▼

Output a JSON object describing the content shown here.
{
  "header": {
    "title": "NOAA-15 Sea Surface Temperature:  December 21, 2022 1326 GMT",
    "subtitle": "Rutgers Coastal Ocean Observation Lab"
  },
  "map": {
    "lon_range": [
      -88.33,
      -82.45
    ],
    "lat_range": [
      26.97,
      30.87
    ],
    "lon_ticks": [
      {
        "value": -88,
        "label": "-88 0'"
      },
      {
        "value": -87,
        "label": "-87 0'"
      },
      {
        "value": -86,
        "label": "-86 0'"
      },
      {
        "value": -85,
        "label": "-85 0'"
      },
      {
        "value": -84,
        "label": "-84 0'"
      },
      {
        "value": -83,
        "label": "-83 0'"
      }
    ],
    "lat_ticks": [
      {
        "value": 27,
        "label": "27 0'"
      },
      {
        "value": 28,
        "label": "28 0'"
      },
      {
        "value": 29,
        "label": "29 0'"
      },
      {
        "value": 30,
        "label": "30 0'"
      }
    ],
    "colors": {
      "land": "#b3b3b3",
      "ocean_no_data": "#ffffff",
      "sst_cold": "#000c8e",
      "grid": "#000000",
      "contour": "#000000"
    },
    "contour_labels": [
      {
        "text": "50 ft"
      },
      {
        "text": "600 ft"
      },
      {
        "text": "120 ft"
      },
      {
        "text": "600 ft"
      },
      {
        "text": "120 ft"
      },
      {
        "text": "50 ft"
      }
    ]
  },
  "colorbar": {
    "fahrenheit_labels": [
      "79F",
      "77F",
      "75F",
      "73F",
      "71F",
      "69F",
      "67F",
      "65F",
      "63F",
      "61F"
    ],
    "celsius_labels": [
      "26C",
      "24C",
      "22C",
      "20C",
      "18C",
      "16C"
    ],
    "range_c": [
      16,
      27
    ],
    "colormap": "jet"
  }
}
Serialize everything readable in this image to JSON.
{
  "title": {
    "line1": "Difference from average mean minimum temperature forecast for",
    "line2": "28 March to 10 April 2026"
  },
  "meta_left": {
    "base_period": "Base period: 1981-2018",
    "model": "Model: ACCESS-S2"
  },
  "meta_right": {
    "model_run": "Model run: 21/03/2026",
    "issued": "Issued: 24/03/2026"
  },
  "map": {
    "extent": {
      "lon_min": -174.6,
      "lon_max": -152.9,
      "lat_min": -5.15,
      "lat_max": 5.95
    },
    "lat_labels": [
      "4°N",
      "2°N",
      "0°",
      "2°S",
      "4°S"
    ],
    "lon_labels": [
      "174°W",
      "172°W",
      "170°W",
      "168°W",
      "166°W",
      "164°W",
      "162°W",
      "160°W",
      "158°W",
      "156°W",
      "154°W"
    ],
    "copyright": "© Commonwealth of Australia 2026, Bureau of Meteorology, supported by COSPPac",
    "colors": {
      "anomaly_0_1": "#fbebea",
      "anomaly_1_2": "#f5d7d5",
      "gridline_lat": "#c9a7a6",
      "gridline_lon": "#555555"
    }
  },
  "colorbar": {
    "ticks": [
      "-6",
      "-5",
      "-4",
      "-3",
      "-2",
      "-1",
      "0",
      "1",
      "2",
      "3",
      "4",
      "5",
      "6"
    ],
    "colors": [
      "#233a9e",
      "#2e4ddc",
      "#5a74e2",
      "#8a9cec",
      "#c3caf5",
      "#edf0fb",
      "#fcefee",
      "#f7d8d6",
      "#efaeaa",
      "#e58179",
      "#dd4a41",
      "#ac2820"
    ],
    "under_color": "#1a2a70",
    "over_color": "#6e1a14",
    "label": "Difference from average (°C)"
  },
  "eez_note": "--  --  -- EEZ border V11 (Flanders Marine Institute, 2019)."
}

▲

## Task statement
Scan the lines above for "JSON", then copy every one that has it.

## Task solution
Output a JSON object describing the content shown here.
Serialize everything readable in this image to JSON.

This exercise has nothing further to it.